To do
Write out all entries word for word.

Extracted records

--------

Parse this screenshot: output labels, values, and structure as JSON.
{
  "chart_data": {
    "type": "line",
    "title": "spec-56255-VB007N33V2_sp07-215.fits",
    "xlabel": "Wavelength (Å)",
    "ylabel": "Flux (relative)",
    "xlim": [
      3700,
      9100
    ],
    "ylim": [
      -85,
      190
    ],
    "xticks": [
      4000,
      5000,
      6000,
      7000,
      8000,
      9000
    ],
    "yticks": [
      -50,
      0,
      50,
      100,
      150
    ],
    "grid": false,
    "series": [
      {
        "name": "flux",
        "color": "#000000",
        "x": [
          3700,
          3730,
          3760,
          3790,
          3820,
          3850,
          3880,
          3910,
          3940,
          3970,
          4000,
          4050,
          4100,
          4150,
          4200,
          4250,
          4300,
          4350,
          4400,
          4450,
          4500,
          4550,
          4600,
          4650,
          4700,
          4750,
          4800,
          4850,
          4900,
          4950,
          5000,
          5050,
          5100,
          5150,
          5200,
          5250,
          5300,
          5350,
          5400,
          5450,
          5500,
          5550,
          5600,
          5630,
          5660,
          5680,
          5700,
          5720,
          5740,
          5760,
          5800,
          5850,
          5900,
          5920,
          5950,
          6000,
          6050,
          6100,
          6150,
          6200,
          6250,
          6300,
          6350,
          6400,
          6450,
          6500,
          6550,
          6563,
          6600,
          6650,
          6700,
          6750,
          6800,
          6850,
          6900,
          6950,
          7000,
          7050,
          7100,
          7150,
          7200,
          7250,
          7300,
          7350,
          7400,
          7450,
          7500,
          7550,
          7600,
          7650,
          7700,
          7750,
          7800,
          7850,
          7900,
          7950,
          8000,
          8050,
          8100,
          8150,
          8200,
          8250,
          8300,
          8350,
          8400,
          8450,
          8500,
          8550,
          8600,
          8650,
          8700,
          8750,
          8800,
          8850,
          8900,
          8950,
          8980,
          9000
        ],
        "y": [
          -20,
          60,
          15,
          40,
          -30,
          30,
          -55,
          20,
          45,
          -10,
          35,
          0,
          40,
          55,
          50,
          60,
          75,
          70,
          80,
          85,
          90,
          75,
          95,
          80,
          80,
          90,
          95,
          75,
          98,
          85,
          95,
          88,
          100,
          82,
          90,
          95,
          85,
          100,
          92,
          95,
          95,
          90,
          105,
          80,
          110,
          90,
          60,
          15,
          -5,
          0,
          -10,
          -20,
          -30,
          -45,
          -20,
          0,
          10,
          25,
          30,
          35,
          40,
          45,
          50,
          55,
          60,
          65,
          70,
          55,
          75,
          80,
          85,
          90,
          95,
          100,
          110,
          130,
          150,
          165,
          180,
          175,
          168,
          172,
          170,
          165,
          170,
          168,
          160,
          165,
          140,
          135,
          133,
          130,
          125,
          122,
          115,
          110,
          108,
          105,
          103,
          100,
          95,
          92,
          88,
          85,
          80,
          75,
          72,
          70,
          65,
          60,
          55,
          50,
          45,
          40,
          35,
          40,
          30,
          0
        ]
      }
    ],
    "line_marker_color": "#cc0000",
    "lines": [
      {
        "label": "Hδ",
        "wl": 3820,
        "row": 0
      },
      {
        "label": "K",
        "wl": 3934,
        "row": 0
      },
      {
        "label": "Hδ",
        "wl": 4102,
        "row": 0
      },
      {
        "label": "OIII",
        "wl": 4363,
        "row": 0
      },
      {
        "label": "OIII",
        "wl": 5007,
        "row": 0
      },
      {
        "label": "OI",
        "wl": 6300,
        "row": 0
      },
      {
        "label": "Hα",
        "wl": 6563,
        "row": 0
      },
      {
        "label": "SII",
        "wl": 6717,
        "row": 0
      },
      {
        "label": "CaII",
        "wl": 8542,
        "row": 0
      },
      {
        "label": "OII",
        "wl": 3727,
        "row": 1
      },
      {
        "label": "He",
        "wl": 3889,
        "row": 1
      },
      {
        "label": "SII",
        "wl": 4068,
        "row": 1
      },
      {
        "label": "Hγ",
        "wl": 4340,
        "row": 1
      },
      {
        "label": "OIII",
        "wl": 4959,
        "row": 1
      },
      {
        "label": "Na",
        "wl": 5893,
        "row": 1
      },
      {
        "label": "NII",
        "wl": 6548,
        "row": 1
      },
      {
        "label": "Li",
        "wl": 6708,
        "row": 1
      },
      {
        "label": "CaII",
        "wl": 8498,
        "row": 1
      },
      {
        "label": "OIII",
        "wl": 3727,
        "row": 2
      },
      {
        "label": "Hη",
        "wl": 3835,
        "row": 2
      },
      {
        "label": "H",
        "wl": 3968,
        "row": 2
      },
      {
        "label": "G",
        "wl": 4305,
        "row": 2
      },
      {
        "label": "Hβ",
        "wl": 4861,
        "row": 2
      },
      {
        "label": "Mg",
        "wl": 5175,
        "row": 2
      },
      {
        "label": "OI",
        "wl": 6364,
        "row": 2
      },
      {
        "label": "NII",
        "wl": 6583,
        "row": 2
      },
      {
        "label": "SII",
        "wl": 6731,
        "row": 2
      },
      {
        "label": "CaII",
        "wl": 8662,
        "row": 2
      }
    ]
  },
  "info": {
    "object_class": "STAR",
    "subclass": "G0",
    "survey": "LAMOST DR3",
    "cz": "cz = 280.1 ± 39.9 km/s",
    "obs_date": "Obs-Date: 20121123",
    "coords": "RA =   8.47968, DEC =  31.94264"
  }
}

--------

The completed task
Parse this screenshot: output labels, values, and structure as JSON.
{
  "chart_data": {
    "type": "line",
    "title": "spec-56255-VB007N33V2_sp07-215.fits",
    "xlabel": "Wavelength (Å)",
    "ylabel": "Flux (relative)",
    "xlim": [
      3700,
      9100
    ],
    "ylim": [
      -85,
      190
    ],
    "xticks": [
      4000,
      5000,
      6000,
      7000,
      8000,
      9000
    ],
    "yticks": [
      -50,
      0,
      50,
      100,
      150
    ],
    "grid": false,
    "series": [
      {
        "name": "flux",
        "color": "#000000",
        "x": [
          3700,
          3730,
          3760,
          3790,
          3820,
          3850,
          3880,
          3910,
          3940,
          3970,
          4000,
          4050,
          4100,
          4150,
          4200,
          4250,
          4300,
          4350,
          4400,
          4450,
          4500,
          4550,
          4600,
          4650,
          4700,
          4750,
          4800,
          4850,
          4900,
          4950,
          5000,
          5050,
          5100,
          5150,
          5200,
          5250,
          5300,
          5350,
          5400,
          5450,
          5500,
          5550,
          5600,
          5630,
          5660,
          5680,
          5700,
          5720,
          5740,
          5760,
          5800,
          5850,
          5900,
          5920,
          5950,
          6000,
          6050,
          6100,
          6150,
          6200,
          6250,
          6300,
          6350,
          6400,
          6450,
          6500,
          6550,
          6563,
          6600,
          6650,
          6700,
          6750,
          6800,
          6850,
          6900,
          6950,
          7000,
          7050,
          7100,
          7150,
          7200,
          7250,
          7300,
          7350,
          7400,
          7450,
          7500,
          7550,
          7600,
          7650,
          7700,
          7750,
          7800,
          7850,
          7900,
          7950,
          8000,
          8050,
          8100,
          8150,
          8200,
          8250,
          8300,
          8350,
          8400,
          8450,
          8500,
          8550,
          8600,
          8650,
          8700,
          8750,
          8800,
          8850,
          8900,
          8950,
          8980,
          9000
        ],
        "y": [
          -20,
          60,
          15,
          40,
          -30,
          30,
          -55,
          20,
          45,
          -10,
          35,
          0,
          40,
          55,
          50,
          60,
          75,
          70,
          80,
          85,
          90,
          75,
          95,
          80,
          80,
          90,
          95,
          75,
          98,
          85,
          95,
          88,
          100,
          82,
          90,
          95,
          85,
          100,
          92,
          95,
          95,
          90,
          105,
          80,
          110,
          90,
          60,
          15,
          -5,
          0,
          -10,
          -20,
          -30,
          -45,
          -20,
          0,
          10,
          25,
          30,
          35,
          40,
          45,
          50,
          55,
          60,
          65,
          70,
          55,
          75,
          80,
          85,
          90,
          95,
          100,
          110,
          130,
          150,
          165,
          180,
          175,
          168,
          172,
          170,
          165,
          170,
          168,
          160,
          165,
          140,
          135,
          133,
          130,
          125,
          122,
          115,
          110,
          108,
          105,
          103,
          100,
          95,
          92,
          88,
          85,
          80,
          75,
          72,
          70,
          65,
          60,
          55,
          50,
          45,
          40,
          35,
          40,
          30,
          0
        ]
      }
    ],
    "line_marker_color": "#cc0000",
    "lines": [
      {
        "label": "Hδ",
        "wl": 3820,
        "row": 0
      },
      {
        "label": "K",
        "wl": 3934,
        "row": 0
      },
      {
        "label": "Hδ",
        "wl": 4102,
        "row": 0
      },
      {
        "label": "OIII",
        "wl": 4363,
        "row": 0
      },
      {
        "label": "OIII",
        "wl": 5007,
        "row": 0
      },
      {
        "label": "OI",
        "wl": 6300,
        "row": 0
      },
      {
        "label": "Hα",
        "wl": 6563,
        "row": 0
      },
      {
        "label": "SII",
        "wl": 6717,
        "row": 0
      },
      {
        "label": "CaII",
        "wl": 8542,
        "row": 0
      },
      {
        "label": "OII",
        "wl": 3727,
        "row": 1
      },
      {
        "label": "He",
        "wl": 3889,
        "row": 1
      },
      {
        "label": "SII",
        "wl": 4068,
        "row": 1
      },
      {
        "label": "Hγ",
        "wl": 4340,
        "row": 1
      },
      {
        "label": "OIII",
        "wl": 4959,
        "row": 1
      },
      {
        "label": "Na",
        "wl": 5893,
        "row": 1
      },
      {
        "label": "NII",
        "wl": 6548,
        "row": 1
      },
      {
        "label": "Li",
        "wl": 6708,
        "row": 1
      },
      {
        "label": "CaII",
        "wl": 8498,
        "row": 1
      },
      {
        "label": "OIII",
        "wl": 3727,
        "row": 2
      },
      {
        "label": "Hη",
        "wl": 3835,
        "row": 2
      },
      {
        "label": "H",
        "wl": 3968,
        "row": 2
      },
      {
        "label": "G",
        "wl": 4305,
        "row": 2
      },
      {
        "label": "Hβ",
        "wl": 4861,
        "row": 2
      },
      {
        "label": "Mg",
        "wl": 5175,
        "row": 2
      },
      {
        "label": "OI",
        "wl": 6364,
        "row": 2
      },
      {
        "label": "NII",
        "wl": 6583,
        "row": 2
      },
      {
        "label": "SII",
        "wl": 6731,
        "row": 2
      },
      {
        "label": "CaII",
        "wl": 8662,
        "row": 2
      }
    ]
  },
  "info": {
    "object_class": "STAR",
    "subclass": "G0",
    "survey": "LAMOST DR3",
    "cz": "cz = 280.1 ± 39.9 km/s",
    "obs_date": "Obs-Date: 20121123",
    "coords": "RA =   8.47968, DEC =  31.94264"
  }
}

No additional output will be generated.